- Challenge
Each line containing the word "factors" should be found and copied.
● ● ● ●
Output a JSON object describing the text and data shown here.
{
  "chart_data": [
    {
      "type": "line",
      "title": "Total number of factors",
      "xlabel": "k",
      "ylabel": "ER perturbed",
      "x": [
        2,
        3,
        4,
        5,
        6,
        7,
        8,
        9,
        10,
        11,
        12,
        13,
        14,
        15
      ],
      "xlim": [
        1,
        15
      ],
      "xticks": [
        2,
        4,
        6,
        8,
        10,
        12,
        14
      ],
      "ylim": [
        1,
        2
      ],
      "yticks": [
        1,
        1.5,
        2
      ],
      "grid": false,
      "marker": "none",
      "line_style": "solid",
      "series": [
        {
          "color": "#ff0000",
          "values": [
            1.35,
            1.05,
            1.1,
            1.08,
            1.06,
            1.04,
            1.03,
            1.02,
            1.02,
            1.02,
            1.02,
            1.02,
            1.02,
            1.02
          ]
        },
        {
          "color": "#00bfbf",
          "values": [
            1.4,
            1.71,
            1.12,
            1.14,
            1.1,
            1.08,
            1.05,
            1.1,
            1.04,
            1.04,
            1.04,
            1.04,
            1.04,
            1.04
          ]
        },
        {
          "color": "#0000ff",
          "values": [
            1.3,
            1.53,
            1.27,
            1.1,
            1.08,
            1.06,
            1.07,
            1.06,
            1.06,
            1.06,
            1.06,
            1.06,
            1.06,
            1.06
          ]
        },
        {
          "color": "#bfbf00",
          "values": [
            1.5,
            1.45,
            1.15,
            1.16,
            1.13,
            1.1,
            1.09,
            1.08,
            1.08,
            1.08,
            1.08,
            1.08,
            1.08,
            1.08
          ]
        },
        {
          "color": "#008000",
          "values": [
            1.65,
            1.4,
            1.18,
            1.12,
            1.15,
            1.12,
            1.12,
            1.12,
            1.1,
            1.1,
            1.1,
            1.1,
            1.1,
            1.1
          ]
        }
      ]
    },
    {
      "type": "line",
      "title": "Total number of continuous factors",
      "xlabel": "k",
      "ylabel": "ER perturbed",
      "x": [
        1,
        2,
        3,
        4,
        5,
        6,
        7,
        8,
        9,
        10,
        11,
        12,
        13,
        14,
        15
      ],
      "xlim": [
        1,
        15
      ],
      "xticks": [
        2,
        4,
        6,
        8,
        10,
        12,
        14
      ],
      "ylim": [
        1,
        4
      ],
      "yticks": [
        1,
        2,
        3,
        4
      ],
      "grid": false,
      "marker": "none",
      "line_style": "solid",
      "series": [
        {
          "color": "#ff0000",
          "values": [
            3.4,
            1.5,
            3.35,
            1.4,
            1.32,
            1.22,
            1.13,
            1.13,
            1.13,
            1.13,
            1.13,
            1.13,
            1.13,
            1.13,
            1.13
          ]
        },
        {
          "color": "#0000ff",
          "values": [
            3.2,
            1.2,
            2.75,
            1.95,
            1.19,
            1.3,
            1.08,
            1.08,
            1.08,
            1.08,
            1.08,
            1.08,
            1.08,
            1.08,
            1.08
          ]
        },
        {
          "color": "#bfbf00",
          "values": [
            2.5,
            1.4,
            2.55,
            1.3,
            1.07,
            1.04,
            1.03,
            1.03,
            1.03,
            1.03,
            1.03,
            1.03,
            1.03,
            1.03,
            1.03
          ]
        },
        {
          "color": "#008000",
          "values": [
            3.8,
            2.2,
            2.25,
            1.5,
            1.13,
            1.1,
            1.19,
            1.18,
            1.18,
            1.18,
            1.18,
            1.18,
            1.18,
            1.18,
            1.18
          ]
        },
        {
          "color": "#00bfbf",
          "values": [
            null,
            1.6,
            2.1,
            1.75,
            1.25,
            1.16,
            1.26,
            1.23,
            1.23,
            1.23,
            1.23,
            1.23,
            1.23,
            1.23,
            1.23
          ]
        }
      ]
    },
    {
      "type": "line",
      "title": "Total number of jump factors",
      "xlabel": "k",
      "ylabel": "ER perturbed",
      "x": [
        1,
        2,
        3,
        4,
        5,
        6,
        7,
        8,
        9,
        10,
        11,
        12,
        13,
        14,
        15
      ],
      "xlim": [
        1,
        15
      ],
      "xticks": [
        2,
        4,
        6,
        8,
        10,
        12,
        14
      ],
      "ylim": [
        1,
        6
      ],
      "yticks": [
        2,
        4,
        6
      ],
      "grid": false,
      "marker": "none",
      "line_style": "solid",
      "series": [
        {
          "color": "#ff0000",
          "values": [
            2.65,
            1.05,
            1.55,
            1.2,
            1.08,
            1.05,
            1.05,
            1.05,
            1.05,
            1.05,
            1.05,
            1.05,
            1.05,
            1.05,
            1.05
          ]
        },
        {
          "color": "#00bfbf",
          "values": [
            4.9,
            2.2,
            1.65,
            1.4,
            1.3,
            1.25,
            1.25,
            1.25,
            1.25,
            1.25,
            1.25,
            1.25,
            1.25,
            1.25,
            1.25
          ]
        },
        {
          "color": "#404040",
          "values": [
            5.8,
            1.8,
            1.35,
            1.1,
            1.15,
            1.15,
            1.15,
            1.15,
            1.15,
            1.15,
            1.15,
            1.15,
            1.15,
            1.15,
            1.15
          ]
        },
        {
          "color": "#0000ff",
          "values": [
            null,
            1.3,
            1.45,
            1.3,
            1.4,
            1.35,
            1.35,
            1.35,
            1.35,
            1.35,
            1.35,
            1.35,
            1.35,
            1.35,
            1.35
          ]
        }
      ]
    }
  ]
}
● ● ● ●
- Task result
      "title": "Total number of factors",
      "title": "Total number of continuous factors",
      "title": "Total number of jump factors",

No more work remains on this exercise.